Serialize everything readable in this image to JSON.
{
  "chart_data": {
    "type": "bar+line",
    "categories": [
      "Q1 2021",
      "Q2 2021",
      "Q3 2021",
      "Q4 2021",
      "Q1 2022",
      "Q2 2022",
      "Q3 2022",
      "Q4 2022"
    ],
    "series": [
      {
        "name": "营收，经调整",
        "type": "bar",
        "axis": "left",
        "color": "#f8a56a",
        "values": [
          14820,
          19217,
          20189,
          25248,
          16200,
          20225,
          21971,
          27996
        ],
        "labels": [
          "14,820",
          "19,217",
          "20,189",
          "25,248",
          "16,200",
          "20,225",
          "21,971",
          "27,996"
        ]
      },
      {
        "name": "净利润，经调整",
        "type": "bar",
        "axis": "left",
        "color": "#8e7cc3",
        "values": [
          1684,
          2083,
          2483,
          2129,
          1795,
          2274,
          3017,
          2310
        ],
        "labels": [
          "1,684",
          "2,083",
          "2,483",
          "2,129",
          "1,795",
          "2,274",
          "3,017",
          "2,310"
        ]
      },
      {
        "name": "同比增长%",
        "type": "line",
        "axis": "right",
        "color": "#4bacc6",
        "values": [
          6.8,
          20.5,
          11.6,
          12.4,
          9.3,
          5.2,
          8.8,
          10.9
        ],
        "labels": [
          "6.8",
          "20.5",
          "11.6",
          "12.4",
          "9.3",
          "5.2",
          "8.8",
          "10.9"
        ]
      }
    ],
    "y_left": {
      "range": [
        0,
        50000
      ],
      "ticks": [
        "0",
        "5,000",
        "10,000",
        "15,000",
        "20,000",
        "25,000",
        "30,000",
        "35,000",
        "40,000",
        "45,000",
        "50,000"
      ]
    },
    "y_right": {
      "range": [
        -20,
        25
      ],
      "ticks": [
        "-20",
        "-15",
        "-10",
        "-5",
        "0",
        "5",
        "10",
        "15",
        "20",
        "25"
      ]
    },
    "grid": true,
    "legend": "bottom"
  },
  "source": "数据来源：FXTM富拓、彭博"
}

# # # #

Problem description
Quote all the records exactly, please, leaving none out.

Worked solution
Serialize everything readable in this image to JSON.
{
  "chart_data": {
    "type": "bar+line",
    "categories": [
      "Q1 2021",
      "Q2 2021",
      "Q3 2021",
      "Q4 2021",
      "Q1 2022",
      "Q2 2022",
      "Q3 2022",
      "Q4 2022"
    ],
    "series": [
      {
        "name": "营收，经调整",
        "type": "bar",
        "axis": "left",
        "color": "#f8a56a",
        "values": [
          14820,
          19217,
          20189,
          25248,
          16200,
          20225,
          21971,
          27996
        ],
        "labels": [
          "14,820",
          "19,217",
          "20,189",
          "25,248",
          "16,200",
          "20,225",
          "21,971",
          "27,996"
        ]
      },
      {
        "name": "净利润，经调整",
        "type": "bar",
        "axis": "left",
        "color": "#8e7cc3",
        "values": [
          1684,
          2083,
          2483,
          2129,
          1795,
          2274,
          3017,
          2310
        ],
        "labels": [
          "1,684",
          "2,083",
          "2,483",
          "2,129",
          "1,795",
          "2,274",
          "3,017",
          "2,310"
        ]
      },
      {
        "name": "同比增长%",
        "type": "line",
        "axis": "right",
        "color": "#4bacc6",
        "values": [
          6.8,
          20.5,
          11.6,
          12.4,
          9.3,
          5.2,
          8.8,
          10.9
        ],
        "labels": [
          "6.8",
          "20.5",
          "11.6",
          "12.4",
          "9.3",
          "5.2",
          "8.8",
          "10.9"
        ]
      }
    ],
    "y_left": {
      "range": [
        0,
        50000
      ],
      "ticks": [
        "0",
        "5,000",
        "10,000",
        "15,000",
        "20,000",
        "25,000",
        "30,000",
        "35,000",
        "40,000",
        "45,000",
        "50,000"
      ]
    },
    "y_right": {
      "range": [
        -20,
        25
      ],
      "ticks": [
        "-20",
        "-15",
        "-10",
        "-5",
        "0",
        "5",
        "10",
        "15",
        "20",
        "25"
      ]
    },
    "grid": true,
    "legend": "bottom"
  },
  "source": "数据来源：FXTM富拓、彭博"
}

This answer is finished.